> Exercise objective
Copy, from the entries below, each line in which the string "amount" appears.
■ ■ ■ ■
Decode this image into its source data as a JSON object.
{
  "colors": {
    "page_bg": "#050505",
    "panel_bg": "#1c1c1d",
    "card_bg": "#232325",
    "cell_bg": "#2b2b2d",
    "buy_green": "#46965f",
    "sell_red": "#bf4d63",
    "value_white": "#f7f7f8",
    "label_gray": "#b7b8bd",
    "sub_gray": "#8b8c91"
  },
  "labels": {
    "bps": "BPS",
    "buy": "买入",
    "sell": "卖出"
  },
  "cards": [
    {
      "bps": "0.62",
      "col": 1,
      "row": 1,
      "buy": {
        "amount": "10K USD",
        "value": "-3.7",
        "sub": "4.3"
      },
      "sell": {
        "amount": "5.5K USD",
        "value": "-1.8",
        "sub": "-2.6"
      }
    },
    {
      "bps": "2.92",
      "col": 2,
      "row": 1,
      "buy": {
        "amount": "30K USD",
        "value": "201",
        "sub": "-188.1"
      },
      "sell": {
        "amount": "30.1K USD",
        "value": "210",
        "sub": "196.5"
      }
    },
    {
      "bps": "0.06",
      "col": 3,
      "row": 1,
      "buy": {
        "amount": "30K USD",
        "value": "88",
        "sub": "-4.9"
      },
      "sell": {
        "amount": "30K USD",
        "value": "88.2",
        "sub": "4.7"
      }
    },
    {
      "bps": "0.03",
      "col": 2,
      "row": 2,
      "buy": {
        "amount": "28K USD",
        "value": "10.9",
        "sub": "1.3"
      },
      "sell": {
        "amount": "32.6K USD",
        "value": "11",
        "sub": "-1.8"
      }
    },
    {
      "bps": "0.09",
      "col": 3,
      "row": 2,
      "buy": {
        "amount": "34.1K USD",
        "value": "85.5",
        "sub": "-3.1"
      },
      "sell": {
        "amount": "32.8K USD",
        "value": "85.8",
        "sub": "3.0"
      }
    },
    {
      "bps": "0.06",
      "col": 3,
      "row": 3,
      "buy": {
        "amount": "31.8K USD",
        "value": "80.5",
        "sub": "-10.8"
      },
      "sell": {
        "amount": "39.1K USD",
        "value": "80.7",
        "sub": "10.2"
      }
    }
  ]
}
■ ■ ■ ■
> Solution to this exercise
        "amount": "10K USD",
        "amount": "5.5K USD",
        "amount": "30K USD",
        "amount": "30.1K USD",
        "amount": "30K USD",
        "amount": "30K USD",
        "amount": "28K USD",
        "amount": "32.6K USD",
        "amount": "34.1K USD",
        "amount": "32.8K USD",
        "amount": "31.8K USD",
        "amount": "39.1K USD",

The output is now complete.